(Dataset records)

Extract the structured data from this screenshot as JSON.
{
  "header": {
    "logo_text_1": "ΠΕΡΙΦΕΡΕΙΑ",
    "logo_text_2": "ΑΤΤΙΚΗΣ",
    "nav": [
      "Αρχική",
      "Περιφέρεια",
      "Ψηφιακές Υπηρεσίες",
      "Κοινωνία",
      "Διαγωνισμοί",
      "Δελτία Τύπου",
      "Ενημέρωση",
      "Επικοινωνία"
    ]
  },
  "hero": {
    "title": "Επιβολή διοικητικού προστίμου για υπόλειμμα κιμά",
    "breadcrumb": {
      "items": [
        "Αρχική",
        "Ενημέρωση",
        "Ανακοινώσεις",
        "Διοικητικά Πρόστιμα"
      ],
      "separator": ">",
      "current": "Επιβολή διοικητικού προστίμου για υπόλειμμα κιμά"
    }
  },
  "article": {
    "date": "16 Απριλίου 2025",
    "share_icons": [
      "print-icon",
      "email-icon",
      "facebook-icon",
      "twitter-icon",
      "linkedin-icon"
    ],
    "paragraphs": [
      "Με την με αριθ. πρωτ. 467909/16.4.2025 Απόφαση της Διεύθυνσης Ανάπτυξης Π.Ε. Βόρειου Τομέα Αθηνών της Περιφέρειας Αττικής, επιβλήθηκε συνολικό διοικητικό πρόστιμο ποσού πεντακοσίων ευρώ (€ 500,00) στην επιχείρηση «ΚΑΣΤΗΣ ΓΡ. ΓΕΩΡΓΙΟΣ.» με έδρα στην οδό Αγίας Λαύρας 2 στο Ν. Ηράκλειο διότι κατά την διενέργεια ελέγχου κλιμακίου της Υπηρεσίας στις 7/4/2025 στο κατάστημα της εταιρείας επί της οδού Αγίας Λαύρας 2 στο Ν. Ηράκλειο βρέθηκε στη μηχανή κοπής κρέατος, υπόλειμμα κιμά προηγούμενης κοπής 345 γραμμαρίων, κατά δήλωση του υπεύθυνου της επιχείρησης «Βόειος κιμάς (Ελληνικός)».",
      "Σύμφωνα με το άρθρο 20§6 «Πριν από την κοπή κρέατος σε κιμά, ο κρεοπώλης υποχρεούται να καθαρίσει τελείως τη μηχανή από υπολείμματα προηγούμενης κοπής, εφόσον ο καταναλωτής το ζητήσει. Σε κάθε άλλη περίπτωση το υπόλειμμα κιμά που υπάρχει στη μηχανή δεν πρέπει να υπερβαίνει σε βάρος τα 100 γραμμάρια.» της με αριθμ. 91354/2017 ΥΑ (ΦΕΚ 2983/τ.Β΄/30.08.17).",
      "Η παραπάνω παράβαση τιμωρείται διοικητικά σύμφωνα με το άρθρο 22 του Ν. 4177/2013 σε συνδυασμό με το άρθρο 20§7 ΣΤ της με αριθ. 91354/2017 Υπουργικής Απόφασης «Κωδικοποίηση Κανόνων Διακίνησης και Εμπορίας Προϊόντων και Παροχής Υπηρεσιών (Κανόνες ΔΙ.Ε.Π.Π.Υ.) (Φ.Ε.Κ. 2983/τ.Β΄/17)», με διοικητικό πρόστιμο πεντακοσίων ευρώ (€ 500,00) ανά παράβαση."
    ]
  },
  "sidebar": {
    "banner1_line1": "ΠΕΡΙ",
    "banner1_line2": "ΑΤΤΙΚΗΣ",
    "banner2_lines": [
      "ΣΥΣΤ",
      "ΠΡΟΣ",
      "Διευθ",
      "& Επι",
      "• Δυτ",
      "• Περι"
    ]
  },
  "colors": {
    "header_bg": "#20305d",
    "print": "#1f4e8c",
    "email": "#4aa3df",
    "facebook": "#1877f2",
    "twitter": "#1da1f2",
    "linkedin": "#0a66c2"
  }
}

- Problem statement
Print all of the entries again, exactly as written.

- Full output
Extract the structured data from this screenshot as JSON.
{
  "header": {
    "logo_text_1": "ΠΕΡΙΦΕΡΕΙΑ",
    "logo_text_2": "ΑΤΤΙΚΗΣ",
    "nav": [
      "Αρχική",
      "Περιφέρεια",
      "Ψηφιακές Υπηρεσίες",
      "Κοινωνία",
      "Διαγωνισμοί",
      "Δελτία Τύπου",
      "Ενημέρωση",
      "Επικοινωνία"
    ]
  },
  "hero": {
    "title": "Επιβολή διοικητικού προστίμου για υπόλειμμα κιμά",
    "breadcrumb": {
      "items": [
        "Αρχική",
        "Ενημέρωση",
        "Ανακοινώσεις",
        "Διοικητικά Πρόστιμα"
      ],
      "separator": ">",
      "current": "Επιβολή διοικητικού προστίμου για υπόλειμμα κιμά"
    }
  },
  "article": {
    "date": "16 Απριλίου 2025",
    "share_icons": [
      "print-icon",
      "email-icon",
      "facebook-icon",
      "twitter-icon",
      "linkedin-icon"
    ],
    "paragraphs": [
      "Με την με αριθ. πρωτ. 467909/16.4.2025 Απόφαση της Διεύθυνσης Ανάπτυξης Π.Ε. Βόρειου Τομέα Αθηνών της Περιφέρειας Αττικής, επιβλήθηκε συνολικό διοικητικό πρόστιμο ποσού πεντακοσίων ευρώ (€ 500,00) στην επιχείρηση «ΚΑΣΤΗΣ ΓΡ. ΓΕΩΡΓΙΟΣ.» με έδρα στην οδό Αγίας Λαύρας 2 στο Ν. Ηράκλειο διότι κατά την διενέργεια ελέγχου κλιμακίου της Υπηρεσίας στις 7/4/2025 στο κατάστημα της εταιρείας επί της οδού Αγίας Λαύρας 2 στο Ν. Ηράκλειο βρέθηκε στη μηχανή κοπής κρέατος, υπόλειμμα κιμά προηγούμενης κοπής 345 γραμμαρίων, κατά δήλωση του υπεύθυνου της επιχείρησης «Βόειος κιμάς (Ελληνικός)».",
      "Σύμφωνα με το άρθρο 20§6 «Πριν από την κοπή κρέατος σε κιμά, ο κρεοπώλης υποχρεούται να καθαρίσει τελείως τη μηχανή από υπολείμματα προηγούμενης κοπής, εφόσον ο καταναλωτής το ζητήσει. Σε κάθε άλλη περίπτωση το υπόλειμμα κιμά που υπάρχει στη μηχανή δεν πρέπει να υπερβαίνει σε βάρος τα 100 γραμμάρια.» της με αριθμ. 91354/2017 ΥΑ (ΦΕΚ 2983/τ.Β΄/30.08.17).",
      "Η παραπάνω παράβαση τιμωρείται διοικητικά σύμφωνα με το άρθρο 22 του Ν. 4177/2013 σε συνδυασμό με το άρθρο 20§7 ΣΤ της με αριθ. 91354/2017 Υπουργικής Απόφασης «Κωδικοποίηση Κανόνων Διακίνησης και Εμπορίας Προϊόντων και Παροχής Υπηρεσιών (Κανόνες ΔΙ.Ε.Π.Π.Υ.) (Φ.Ε.Κ. 2983/τ.Β΄/17)», με διοικητικό πρόστιμο πεντακοσίων ευρώ (€ 500,00) ανά παράβαση."
    ]
  },
  "sidebar": {
    "banner1_line1": "ΠΕΡΙ",
    "banner1_line2": "ΑΤΤΙΚΗΣ",
    "banner2_lines": [
      "ΣΥΣΤ",
      "ΠΡΟΣ",
      "Διευθ",
      "& Επι",
      "• Δυτ",
      "• Περι"
    ]
  },
  "colors": {
    "header_bg": "#20305d",
    "print": "#1f4e8c",
    "email": "#4aa3df",
    "facebook": "#1877f2",
    "twitter": "#1da1f2",
    "linkedin": "#0a66c2"
  }
}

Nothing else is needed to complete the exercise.